> **EXERCISE**:
Copy all lines that contain the word "tasks".

** START INFORMATION SUPPLIED **

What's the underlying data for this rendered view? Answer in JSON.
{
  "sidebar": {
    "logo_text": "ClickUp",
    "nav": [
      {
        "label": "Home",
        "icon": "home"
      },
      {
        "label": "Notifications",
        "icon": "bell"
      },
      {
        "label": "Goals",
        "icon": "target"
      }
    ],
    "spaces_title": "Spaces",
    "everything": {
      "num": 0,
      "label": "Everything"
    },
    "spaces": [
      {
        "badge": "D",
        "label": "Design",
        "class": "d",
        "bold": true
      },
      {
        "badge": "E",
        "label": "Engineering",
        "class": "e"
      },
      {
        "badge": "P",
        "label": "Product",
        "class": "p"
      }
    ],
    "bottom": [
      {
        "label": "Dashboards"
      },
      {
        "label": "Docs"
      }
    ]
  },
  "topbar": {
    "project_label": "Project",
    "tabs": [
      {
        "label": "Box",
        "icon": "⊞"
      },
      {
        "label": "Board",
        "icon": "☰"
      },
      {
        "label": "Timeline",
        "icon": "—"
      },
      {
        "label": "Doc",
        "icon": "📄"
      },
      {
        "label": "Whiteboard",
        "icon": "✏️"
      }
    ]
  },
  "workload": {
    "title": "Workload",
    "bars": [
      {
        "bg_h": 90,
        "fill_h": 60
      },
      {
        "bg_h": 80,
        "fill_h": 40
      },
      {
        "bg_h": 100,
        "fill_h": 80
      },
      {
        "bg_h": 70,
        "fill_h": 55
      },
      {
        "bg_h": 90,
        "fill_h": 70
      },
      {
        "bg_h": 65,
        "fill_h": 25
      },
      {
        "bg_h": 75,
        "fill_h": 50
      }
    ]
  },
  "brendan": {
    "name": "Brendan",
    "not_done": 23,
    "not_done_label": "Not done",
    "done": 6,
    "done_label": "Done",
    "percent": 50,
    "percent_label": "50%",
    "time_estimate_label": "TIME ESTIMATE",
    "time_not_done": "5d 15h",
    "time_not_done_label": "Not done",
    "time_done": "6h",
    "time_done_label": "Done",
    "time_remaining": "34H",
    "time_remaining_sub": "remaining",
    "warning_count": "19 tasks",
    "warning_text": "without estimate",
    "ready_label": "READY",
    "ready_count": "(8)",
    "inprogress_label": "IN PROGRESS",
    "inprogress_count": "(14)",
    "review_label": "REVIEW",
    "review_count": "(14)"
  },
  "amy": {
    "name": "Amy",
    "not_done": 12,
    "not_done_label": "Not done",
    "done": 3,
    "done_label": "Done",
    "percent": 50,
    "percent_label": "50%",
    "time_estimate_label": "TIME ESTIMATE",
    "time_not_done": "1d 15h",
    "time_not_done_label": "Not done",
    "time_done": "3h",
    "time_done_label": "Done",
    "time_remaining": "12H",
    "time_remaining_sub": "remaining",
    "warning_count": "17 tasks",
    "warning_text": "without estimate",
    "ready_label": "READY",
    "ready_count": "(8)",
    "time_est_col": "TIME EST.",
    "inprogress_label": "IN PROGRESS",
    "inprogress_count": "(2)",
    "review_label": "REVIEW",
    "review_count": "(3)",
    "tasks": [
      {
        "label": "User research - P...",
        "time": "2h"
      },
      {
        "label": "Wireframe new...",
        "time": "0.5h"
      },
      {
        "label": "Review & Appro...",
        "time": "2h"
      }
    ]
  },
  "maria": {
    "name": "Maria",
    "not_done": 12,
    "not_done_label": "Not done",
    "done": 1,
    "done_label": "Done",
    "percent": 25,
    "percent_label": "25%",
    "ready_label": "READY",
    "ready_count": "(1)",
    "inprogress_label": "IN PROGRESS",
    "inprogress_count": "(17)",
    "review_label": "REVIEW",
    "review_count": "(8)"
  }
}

** END INFORMATION SUPPLIED **

> **PROBLEM SOLUTION**:
    "warning_count": "19 tasks",
    "warning_count": "17 tasks",
    "tasks": [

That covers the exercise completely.